- What is needed: Go through the records underneath and write each one out again exactly.

- Rows from a dataset:
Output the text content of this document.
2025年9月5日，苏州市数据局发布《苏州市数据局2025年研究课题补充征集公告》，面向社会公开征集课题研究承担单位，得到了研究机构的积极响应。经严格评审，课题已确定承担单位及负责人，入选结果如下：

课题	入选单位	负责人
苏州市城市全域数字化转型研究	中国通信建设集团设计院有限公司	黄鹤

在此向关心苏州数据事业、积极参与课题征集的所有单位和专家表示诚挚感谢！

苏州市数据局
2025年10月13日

- Answer:
Output the text content of this document.
2025年9月5日，苏州市数据局发布《苏州市数据局2025年研究课题补充征集公告》，面向社会公开征集课题研究承担单位，得到了研究机构的积极响应。经严格评审，课题已确定承担单位及负责人，入选结果如下：

课题	入选单位	负责人
苏州市城市全域数字化转型研究	中国通信建设集团设计院有限公司	黄鹤

在此向关心苏州数据事业、积极参与课题征集的所有单位和专家表示诚挚感谢！

苏州市数据局
2025年10月13日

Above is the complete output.